**Task directions**.
Nothing in the records may be left out or altered; reproduce them all exactly.
[START OF Provided entries]
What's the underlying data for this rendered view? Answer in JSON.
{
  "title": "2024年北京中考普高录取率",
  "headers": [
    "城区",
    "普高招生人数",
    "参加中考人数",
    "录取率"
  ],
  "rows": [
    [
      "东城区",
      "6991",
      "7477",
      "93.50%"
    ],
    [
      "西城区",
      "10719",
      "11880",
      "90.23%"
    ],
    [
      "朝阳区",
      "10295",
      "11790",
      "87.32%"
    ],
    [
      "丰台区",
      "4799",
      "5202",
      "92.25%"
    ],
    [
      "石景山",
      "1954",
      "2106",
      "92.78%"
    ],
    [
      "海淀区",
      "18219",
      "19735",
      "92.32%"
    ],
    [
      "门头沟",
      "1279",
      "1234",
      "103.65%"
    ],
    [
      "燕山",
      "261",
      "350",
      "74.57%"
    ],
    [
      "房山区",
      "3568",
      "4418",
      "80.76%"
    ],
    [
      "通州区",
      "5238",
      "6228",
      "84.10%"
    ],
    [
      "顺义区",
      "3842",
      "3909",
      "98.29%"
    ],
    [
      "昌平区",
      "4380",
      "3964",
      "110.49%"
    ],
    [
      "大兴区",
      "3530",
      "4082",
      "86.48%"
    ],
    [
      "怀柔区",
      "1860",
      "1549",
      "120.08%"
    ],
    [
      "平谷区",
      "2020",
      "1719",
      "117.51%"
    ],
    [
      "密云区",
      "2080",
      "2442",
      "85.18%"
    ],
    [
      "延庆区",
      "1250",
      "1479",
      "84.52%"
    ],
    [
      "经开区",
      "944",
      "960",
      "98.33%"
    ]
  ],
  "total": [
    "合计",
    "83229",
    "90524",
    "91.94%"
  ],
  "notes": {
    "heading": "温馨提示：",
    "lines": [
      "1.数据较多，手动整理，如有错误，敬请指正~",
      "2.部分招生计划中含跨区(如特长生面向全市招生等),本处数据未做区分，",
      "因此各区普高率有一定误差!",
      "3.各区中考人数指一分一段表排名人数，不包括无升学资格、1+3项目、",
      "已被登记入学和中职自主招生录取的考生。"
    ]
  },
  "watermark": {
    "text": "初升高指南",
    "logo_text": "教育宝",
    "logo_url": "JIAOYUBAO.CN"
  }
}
[END OF Provided entries]
**Answer below**.
What's the underlying data for this rendered view? Answer in JSON.
{
  "title": "2024年北京中考普高录取率",
  "headers": [
    "城区",
    "普高招生人数",
    "参加中考人数",
    "录取率"
  ],
  "rows": [
    [
      "东城区",
      "6991",
      "7477",
      "93.50%"
    ],
    [
      "西城区",
      "10719",
      "11880",
      "90.23%"
    ],
    [
      "朝阳区",
      "10295",
      "11790",
      "87.32%"
    ],
    [
      "丰台区",
      "4799",
      "5202",
      "92.25%"
    ],
    [
      "石景山",
      "1954",
      "2106",
      "92.78%"
    ],
    [
      "海淀区",
      "18219",
      "19735",
      "92.32%"
    ],
    [
      "门头沟",
      "1279",
      "1234",
      "103.65%"
    ],
    [
      "燕山",
      "261",
      "350",
      "74.57%"
    ],
    [
      "房山区",
      "3568",
      "4418",
      "80.76%"
    ],
    [
      "通州区",
      "5238",
      "6228",
      "84.10%"
    ],
    [
      "顺义区",
      "3842",
      "3909",
      "98.29%"
    ],
    [
      "昌平区",
      "4380",
      "3964",
      "110.49%"
    ],
    [
      "大兴区",
      "3530",
      "4082",
      "86.48%"
    ],
    [
      "怀柔区",
      "1860",
      "1549",
      "120.08%"
    ],
    [
      "平谷区",
      "2020",
      "1719",
      "117.51%"
    ],
    [
      "密云区",
      "2080",
      "2442",
      "85.18%"
    ],
    [
      "延庆区",
      "1250",
      "1479",
      "84.52%"
    ],
    [
      "经开区",
      "944",
      "960",
      "98.33%"
    ]
  ],
  "total": [
    "合计",
    "83229",
    "90524",
    "91.94%"
  ],
  "notes": {
    "heading": "温馨提示：",
    "lines": [
      "1.数据较多，手动整理，如有错误，敬请指正~",
      "2.部分招生计划中含跨区(如特长生面向全市招生等),本处数据未做区分，",
      "因此各区普高率有一定误差!",
      "3.各区中考人数指一分一段表排名人数，不包括无升学资格、1+3项目、",
      "已被登记入学和中职自主招生录取的考生。"
    ]
  },
  "watermark": {
    "text": "初升高指南",
    "logo_text": "教育宝",
    "logo_url": "JIAOYUBAO.CN"
  }
}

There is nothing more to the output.